> [CONSIGNES]:
1. Réécrivez sous forme de liste le paragraphe du texte présenté qui commence par « En octobre 1955, Miles Davis », en conservant ses faits principaux.
2. Reproduisez sans changement tout le passage du texte présenté, de « - William Shakespeare » jusqu'à « ces deux extrêmes. ».

> [TEXTE PRÉSENTÉ]:
╔══
Blue Note Tone Poet Series - B0035204-01, BST 1577, (2022, Sept.).
Publié à l'origine en mono sur Blue Note - BLP 1577 (1957, nov.).
Publié à l'origine en stéréo sur Blue Note - BST 1577 (1960, juin).
Notations :
- Appréciation globale : 9,3
- La musique : A
- Enregistrement : 8.7
- Remasterisation + coupe de laque : 9.3
- Pressage: 9.8
- Emballage : gatefold de luxe laminé de première qualité avec livret
Catégorie : jazz, hard bop, bebop.
Format : Vinyle (2×180 grammes LPs à 33 1/3 rpm).
« N'ayez pas peur de la grandeur. Certains naissent grands, d'autres accomplissent de grandes choses, et d'autres encore se voient confier la grandeur. »
- William Shakespeare
Avec Charlie Parker et Sonny Rollins, John Coltrane incarne l’apogée de la suprématie du saxophone. Certes, Parker, le premier membre de ce groupe d’élite, était un véritable génie du jazz. Il a créé ce langage frénétique révolutionnaire appelé bebop, libérant et transformant ainsi la musique à jamais. Sa chute ? Sa mort à 34 ans, causée par une consommation excessive d’héroïne et d’alcool. Heureusement, le Colosse Rollins, qui vénérait Parker comme tant de ses pairs, a été influencé par ce dernier jusqu’à sombrer dans la dépendance à l’héroïne. Cependant, il a cherché de l’aide pour s’en sortir, ce qui lui a permis de continuer à jouer pendant six décennies, et il est encore parmi nous aujourd’hui, à l’aube de ses 90 ans. À bien des égards, Coltrane semble se situer à mi-chemin entre ces deux extrêmes.
Né en 1926, six ans après Parker et quatre ans avant Rollins, Coltrane jouait principalement du ténor, mais aussi de l’alto, comme son idole aînée, et ajouta plus tard à son arsenal le saxophone soprano, utilisé par son rival cadet.
En octobre 1955, Miles Davis, sous contrat avec Prestige Records, engagea Coltrane dans son « First Great Quintet », avant de le renvoyer en avril 1957 en raison de sa dépendance à l’héroïne et à l’alcool. Davis lui-même avait été accro à l’héroïne avant d’arrêter brutalement quelques années plus tôt. Coltrane qualifia cet événement de « réveil spirituel », ce qui l’incita à arrêter la drogue et à se désintoxiquer un mois plus tard. Les choses commencèrent immédiatement à s’améliorer pour le ténor, lorsque Rudy Van Gelder enregistra son premier album pour Prestige.
Coltrane s’est réconcilié avec Davis quelques années après leur rupture, participant à Milestones et Kind of Blue. Coltrane est décédé d’une insuffisance hépatique à l’âge de 40 ans.
Tous à bord !
Le 15 septembre 1957, accompagné de la « dream team » composée de Lee Morgan à la trompette, Curtis Fuller au trombone, Kenny Drew au piano, Paul Chambers à la basse et « Philly » Joe Jones à la batterie, Coltrane, alors artiste non signé, entra dans le premier studio de RVG, à Hackensack, dans le New Jersey, pour enregistrer certains des morceaux de jazz les plus féroces jamais gravés sur vinyle.
╚══
> [EXTRAITS DU MATÉRIEL]:
╔══
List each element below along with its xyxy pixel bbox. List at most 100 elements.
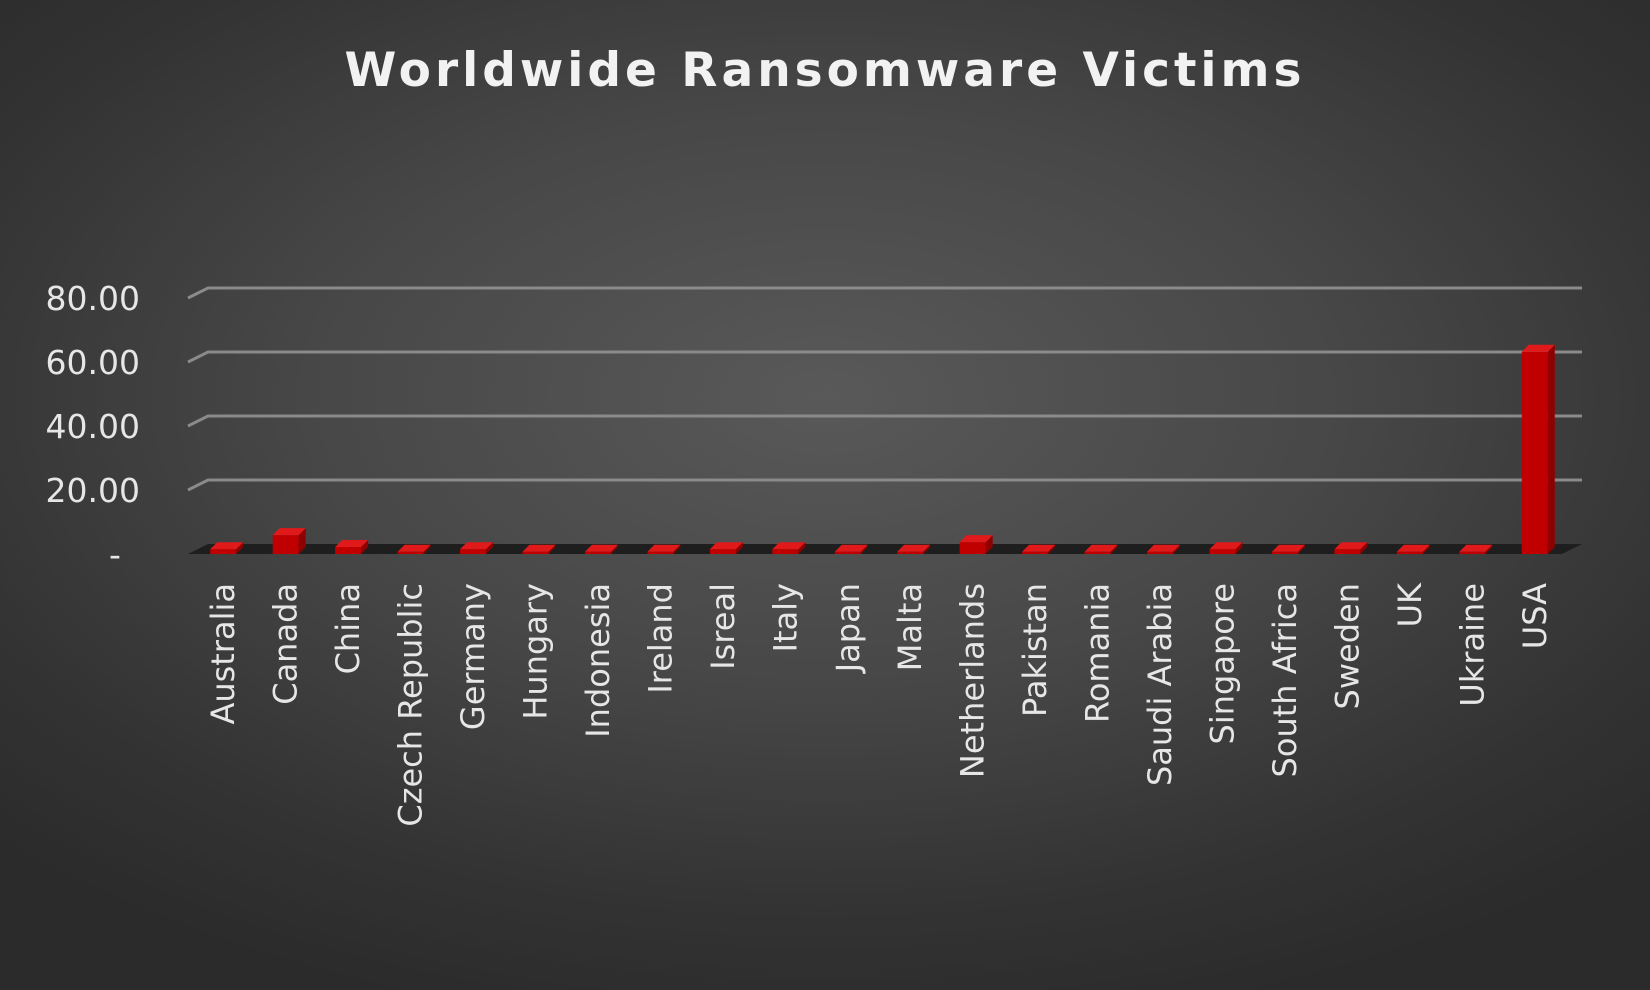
╚══
╔══
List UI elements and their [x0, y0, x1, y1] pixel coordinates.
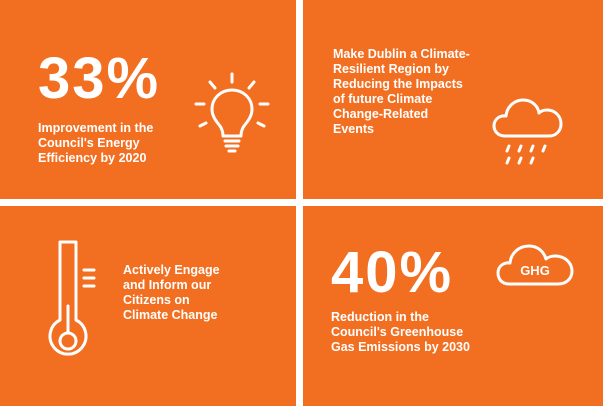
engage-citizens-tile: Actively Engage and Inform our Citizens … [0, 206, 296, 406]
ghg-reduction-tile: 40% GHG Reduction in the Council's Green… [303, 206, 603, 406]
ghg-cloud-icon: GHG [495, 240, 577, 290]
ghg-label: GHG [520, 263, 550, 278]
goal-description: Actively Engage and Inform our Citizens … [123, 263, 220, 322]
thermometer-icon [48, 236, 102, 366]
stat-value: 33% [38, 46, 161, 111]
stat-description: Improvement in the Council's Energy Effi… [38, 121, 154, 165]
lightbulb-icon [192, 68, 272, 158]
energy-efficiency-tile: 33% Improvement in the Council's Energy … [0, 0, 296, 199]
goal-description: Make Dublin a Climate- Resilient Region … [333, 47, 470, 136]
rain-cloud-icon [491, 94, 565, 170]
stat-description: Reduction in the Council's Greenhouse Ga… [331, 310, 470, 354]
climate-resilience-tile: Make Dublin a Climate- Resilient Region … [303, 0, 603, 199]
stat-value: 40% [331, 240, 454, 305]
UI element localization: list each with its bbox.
╚══
╔══
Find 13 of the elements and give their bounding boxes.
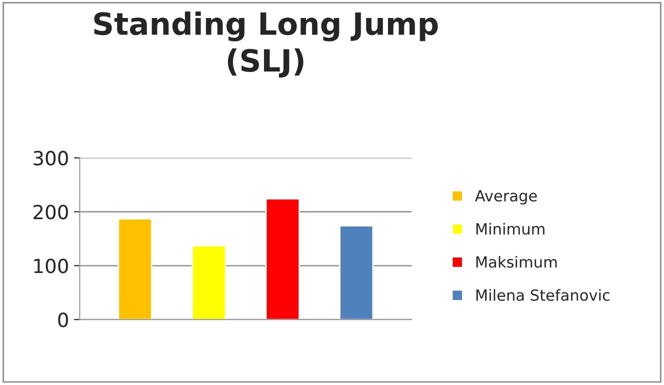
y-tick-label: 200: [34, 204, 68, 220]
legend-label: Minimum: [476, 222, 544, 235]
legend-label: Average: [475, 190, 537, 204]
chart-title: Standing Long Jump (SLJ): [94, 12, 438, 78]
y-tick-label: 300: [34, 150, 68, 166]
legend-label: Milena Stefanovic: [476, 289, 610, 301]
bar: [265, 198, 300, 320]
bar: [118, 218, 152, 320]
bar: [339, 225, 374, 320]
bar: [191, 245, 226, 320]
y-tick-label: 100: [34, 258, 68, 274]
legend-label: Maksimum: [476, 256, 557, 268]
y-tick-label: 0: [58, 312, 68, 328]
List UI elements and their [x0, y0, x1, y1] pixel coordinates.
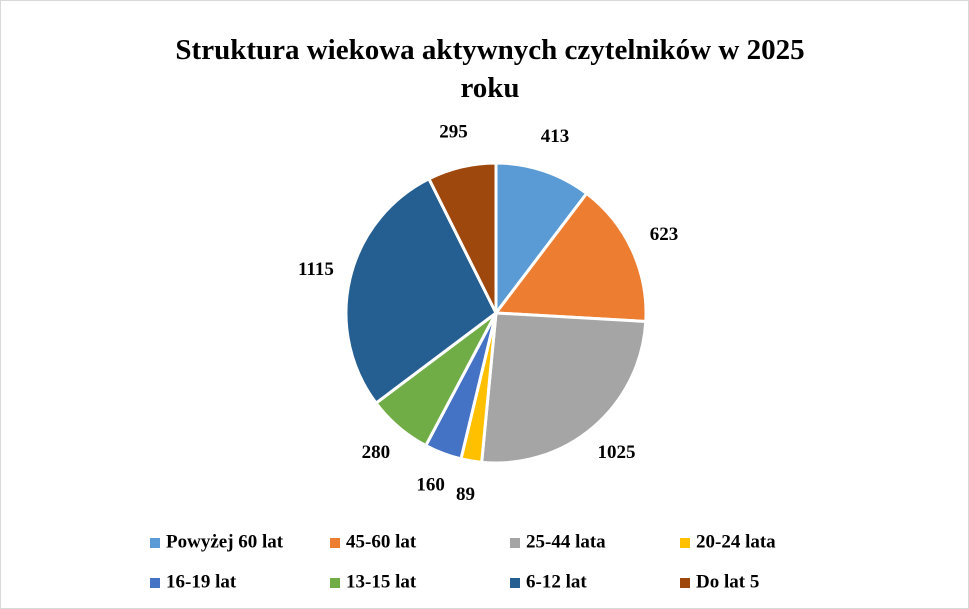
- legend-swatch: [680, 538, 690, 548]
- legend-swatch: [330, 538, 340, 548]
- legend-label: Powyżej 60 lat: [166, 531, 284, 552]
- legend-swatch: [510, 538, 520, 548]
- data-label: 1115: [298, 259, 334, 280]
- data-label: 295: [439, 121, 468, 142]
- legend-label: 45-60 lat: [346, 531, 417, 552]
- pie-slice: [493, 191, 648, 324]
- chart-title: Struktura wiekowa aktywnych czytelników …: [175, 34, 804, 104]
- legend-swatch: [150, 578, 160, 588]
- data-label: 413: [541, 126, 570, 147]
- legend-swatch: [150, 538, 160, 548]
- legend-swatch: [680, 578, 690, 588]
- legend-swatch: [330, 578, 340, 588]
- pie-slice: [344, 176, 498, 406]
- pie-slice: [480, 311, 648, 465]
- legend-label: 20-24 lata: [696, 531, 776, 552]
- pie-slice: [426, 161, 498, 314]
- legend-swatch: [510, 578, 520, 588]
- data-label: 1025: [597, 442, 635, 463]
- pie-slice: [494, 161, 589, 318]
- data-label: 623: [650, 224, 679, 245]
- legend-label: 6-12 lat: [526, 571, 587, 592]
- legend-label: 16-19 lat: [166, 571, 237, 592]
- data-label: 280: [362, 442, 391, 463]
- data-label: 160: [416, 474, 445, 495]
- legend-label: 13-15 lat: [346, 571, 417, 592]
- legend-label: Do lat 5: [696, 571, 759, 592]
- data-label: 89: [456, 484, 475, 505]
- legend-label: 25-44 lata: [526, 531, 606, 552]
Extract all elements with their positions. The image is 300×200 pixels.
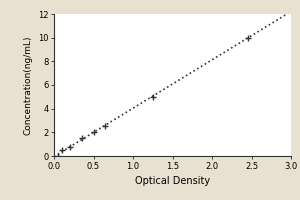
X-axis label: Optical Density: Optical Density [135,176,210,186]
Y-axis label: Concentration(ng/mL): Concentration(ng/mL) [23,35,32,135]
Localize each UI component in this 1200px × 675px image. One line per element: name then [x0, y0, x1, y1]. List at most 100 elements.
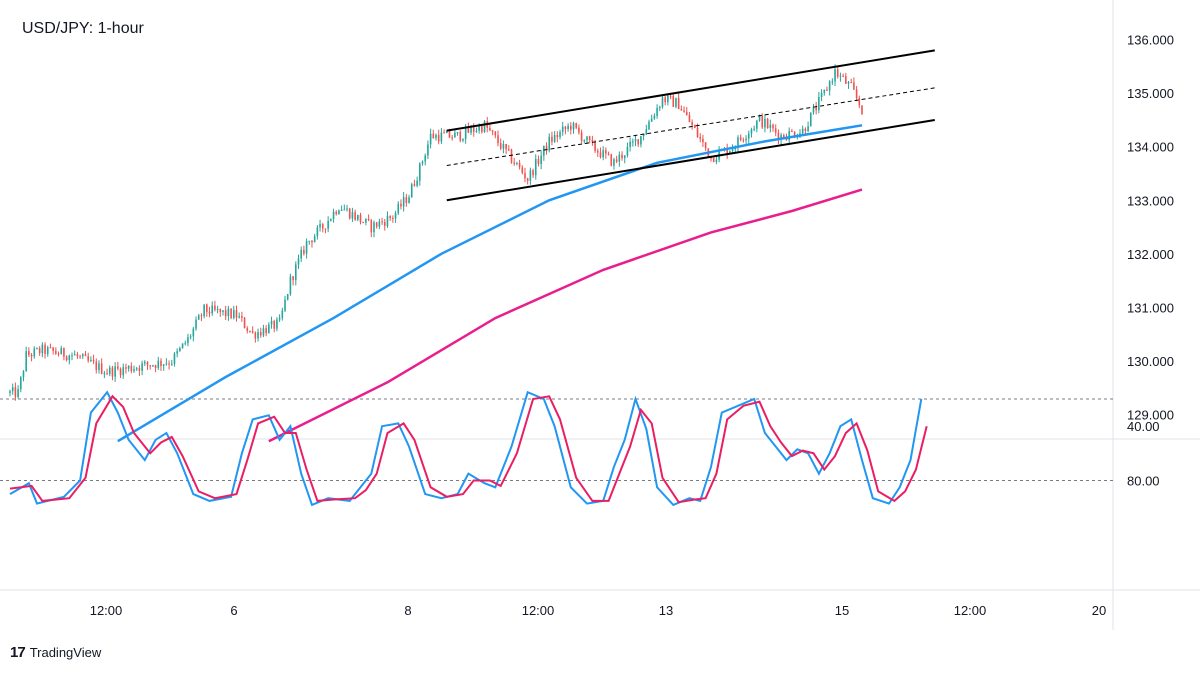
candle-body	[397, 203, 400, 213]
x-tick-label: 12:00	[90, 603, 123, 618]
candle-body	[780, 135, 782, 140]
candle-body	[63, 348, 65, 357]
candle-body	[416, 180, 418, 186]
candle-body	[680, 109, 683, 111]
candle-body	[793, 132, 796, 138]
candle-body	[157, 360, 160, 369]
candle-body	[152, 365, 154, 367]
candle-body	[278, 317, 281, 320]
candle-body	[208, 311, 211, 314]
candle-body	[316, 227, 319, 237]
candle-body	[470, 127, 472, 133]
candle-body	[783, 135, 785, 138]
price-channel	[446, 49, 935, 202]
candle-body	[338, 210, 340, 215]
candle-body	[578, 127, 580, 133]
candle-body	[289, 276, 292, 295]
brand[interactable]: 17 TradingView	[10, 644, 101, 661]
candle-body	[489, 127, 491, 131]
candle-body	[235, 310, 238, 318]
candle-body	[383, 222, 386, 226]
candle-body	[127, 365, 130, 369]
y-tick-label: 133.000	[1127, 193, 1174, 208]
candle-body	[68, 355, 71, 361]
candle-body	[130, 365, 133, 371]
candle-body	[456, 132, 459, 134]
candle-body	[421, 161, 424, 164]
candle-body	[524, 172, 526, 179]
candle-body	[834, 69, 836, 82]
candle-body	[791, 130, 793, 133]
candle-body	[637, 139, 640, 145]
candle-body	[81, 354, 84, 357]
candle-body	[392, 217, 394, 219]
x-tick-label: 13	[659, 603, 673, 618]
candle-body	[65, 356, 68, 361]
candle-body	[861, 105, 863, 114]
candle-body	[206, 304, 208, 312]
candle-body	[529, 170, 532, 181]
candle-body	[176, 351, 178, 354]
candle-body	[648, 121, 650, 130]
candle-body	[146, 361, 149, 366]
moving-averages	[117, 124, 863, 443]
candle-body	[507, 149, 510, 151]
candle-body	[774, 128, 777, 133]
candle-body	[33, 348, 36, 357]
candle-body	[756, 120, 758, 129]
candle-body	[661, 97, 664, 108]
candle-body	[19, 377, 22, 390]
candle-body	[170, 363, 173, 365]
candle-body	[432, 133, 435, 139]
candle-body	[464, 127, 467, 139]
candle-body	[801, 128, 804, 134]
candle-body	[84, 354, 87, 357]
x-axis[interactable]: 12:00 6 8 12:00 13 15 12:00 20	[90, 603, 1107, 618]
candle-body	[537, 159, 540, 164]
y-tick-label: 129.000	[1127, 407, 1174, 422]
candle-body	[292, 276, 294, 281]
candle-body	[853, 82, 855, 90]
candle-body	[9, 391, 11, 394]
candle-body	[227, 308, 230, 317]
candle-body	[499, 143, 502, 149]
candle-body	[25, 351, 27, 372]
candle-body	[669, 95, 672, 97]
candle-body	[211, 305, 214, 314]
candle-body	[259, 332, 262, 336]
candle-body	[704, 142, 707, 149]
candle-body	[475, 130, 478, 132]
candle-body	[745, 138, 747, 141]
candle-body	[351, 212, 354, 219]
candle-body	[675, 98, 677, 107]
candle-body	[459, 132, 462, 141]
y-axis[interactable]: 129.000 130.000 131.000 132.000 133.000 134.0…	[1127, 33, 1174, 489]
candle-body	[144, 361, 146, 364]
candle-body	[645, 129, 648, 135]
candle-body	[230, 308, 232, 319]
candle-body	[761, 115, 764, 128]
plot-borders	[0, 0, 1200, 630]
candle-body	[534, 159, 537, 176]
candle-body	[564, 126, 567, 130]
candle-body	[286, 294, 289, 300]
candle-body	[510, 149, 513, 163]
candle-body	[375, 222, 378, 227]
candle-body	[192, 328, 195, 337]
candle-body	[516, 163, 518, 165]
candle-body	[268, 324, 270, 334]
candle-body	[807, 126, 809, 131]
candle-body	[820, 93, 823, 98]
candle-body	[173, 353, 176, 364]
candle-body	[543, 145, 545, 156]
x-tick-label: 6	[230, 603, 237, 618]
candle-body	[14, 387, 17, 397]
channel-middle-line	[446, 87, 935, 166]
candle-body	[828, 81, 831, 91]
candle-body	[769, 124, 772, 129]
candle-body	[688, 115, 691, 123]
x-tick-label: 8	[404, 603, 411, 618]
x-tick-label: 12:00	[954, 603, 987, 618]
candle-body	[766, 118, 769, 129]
╚══
> [RÉPONSES]:
1.
- En octobre 1955, Miles Davis, sous contrat avec Prestige Records, engage Coltrane dans son « First Great Quintet ».
- Il le renvoie en avril 1957 à cause de sa dépendance à l'héroïne et à l'alcool.
- Davis avait lui-même été accro à l'héroïne avant d'arrêter brutalement quelques années plus tôt.
- Coltrane qualifie ce renvoi de « réveil spirituel » et se désintoxique un mois plus tard.
- Sa situation s'améliore aussitôt : Rudy Van Gelder enregistre son premier album pour Prestige.

2.
- William Shakespeare
Avec Charlie Parker et Sonny Rollins, John Coltrane incarne l’apogée de la suprématie du saxophone. Certes, Parker, le premier membre de ce groupe d’élite, était un véritable génie du jazz. Il a créé ce langage frénétique révolutionnaire appelé bebop, libérant et transformant ainsi la musique à jamais. Sa chute ? Sa mort à 34 ans, causée par une consommation excessive d’héroïne et d’alcool. Heureusement, le Colosse Rollins, qui vénérait Parker comme tant de ses pairs, a été influencé par ce dernier jusqu’à sombrer dans la dépendance à l’héroïne. Cependant, il a cherché de l’aide pour s’en sortir, ce qui lui a permis de continuer à jouer pendant six décennies, et il est encore parmi nous aujourd’hui, à l’aube de ses 90 ans. À bien des égards, Coltrane semble se situer à mi-chemin entre ces deux extrêmes.